• [EXERCISE TASK]:
Show each line from the listing that includes the word "What".

• [DATA SECTION]:
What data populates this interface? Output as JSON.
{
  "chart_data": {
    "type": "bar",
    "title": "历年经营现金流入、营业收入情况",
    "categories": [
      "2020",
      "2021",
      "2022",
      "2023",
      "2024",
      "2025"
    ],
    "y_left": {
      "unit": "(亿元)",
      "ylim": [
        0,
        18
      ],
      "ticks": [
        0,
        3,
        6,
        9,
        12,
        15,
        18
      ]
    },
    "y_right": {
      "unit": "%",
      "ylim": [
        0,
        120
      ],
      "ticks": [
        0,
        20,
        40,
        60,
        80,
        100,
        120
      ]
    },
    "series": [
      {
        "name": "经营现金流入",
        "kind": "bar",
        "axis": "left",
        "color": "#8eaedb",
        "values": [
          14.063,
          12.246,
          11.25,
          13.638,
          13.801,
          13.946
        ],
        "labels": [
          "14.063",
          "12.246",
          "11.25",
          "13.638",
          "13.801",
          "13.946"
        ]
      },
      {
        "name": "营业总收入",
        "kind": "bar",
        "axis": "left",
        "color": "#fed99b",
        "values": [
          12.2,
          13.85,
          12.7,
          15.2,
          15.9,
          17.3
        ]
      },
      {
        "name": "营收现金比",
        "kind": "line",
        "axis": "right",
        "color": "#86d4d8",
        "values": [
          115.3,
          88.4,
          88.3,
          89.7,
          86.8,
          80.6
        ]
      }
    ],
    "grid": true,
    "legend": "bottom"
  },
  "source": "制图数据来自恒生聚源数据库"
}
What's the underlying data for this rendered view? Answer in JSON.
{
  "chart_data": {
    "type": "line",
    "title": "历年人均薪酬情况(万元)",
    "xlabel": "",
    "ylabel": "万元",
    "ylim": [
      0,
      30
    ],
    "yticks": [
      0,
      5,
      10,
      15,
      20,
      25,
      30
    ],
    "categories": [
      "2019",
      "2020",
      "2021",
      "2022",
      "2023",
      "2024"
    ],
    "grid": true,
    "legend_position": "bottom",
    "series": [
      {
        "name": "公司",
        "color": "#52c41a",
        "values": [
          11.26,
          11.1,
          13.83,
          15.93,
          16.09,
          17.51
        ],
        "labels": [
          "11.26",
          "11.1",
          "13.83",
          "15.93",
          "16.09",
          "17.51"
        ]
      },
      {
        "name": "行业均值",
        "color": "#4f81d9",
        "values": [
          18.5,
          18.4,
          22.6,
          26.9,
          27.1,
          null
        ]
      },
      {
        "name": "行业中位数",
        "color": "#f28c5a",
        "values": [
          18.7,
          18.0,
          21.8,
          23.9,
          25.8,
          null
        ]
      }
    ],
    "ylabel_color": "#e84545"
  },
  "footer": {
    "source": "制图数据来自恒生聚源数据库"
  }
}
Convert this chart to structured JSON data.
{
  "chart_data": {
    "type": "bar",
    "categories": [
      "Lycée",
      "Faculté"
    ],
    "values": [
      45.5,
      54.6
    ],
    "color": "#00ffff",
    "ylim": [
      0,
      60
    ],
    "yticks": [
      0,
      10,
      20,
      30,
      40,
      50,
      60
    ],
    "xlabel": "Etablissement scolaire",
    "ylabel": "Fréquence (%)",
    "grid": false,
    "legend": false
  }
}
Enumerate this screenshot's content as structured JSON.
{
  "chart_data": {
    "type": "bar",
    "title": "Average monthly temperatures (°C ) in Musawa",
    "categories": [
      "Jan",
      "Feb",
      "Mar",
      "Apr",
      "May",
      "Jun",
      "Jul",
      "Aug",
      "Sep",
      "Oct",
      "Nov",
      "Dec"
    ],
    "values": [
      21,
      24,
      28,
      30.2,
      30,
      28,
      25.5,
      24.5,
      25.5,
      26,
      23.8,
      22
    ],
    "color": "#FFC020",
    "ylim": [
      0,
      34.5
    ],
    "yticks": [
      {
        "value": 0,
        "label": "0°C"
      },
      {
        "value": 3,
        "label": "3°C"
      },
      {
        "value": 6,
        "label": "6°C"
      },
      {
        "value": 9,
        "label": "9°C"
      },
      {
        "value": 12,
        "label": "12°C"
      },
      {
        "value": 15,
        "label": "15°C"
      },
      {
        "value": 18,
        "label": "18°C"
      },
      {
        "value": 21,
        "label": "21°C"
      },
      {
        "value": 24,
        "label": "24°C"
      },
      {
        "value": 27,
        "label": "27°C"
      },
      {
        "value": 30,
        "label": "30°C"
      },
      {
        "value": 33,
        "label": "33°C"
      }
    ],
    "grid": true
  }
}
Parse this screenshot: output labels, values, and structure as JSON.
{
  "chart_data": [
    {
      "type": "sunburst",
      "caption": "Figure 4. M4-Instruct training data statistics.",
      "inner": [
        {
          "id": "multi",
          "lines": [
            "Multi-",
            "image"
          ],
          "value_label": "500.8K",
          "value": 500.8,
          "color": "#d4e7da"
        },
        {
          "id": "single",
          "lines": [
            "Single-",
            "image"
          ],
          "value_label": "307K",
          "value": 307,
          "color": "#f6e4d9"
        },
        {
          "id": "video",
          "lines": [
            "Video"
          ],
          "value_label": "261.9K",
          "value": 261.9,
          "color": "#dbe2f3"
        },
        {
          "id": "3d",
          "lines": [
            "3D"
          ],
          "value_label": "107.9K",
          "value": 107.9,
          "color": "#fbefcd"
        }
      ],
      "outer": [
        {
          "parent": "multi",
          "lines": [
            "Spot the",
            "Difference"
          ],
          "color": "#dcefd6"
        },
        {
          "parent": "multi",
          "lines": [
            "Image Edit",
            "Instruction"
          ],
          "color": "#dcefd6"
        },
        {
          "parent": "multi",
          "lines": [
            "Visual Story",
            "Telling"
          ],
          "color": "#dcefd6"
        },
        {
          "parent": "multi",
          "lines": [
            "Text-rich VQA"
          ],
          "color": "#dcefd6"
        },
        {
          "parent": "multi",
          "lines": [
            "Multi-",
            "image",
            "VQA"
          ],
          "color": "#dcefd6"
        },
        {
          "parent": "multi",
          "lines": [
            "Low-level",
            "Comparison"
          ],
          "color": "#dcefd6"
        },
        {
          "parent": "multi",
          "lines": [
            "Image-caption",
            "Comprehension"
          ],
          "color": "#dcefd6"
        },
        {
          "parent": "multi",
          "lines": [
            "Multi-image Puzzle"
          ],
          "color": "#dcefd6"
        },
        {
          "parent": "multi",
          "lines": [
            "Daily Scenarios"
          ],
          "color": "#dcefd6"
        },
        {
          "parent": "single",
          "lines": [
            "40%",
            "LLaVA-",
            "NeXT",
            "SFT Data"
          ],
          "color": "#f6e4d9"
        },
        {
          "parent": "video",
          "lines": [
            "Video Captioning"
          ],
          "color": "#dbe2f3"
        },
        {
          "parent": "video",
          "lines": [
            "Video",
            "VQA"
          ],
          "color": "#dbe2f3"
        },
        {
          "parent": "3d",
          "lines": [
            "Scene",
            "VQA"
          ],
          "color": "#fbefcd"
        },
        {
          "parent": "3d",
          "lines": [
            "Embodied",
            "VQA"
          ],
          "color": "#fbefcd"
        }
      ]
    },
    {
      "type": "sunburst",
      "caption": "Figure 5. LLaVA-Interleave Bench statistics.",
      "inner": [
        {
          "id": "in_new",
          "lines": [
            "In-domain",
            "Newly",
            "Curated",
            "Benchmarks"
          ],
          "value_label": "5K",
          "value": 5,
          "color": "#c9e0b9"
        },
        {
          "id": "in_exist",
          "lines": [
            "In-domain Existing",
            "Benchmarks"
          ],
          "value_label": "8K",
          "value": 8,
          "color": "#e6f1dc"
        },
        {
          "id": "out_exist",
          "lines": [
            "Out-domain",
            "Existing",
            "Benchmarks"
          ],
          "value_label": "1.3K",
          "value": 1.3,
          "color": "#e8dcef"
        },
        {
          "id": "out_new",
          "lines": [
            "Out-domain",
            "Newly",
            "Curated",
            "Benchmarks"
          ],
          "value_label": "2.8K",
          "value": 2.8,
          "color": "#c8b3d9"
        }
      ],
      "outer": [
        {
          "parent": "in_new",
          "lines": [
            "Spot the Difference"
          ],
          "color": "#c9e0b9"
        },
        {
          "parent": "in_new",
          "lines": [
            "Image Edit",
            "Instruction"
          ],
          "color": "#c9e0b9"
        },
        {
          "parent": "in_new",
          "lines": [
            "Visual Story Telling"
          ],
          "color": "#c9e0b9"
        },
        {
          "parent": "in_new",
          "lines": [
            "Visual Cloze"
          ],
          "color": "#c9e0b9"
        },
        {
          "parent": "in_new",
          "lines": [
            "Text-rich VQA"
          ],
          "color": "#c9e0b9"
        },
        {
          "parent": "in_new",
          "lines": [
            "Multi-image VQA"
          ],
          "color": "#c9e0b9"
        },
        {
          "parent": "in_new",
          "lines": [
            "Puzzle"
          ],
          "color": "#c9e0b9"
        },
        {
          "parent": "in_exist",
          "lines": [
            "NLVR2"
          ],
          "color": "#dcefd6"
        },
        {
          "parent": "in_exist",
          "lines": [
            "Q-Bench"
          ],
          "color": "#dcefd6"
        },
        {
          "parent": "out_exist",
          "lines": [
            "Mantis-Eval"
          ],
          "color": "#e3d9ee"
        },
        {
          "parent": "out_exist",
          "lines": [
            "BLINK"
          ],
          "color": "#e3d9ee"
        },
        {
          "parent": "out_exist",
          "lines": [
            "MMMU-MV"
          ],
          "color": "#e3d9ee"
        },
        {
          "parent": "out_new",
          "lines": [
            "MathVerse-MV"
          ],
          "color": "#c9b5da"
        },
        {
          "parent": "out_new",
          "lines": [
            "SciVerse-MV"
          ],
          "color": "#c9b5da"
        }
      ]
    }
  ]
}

• [CORRECT RESULT]:
What data populates this interface? Output as JSON.
What's the underlying data for this rendered view? Answer in JSON.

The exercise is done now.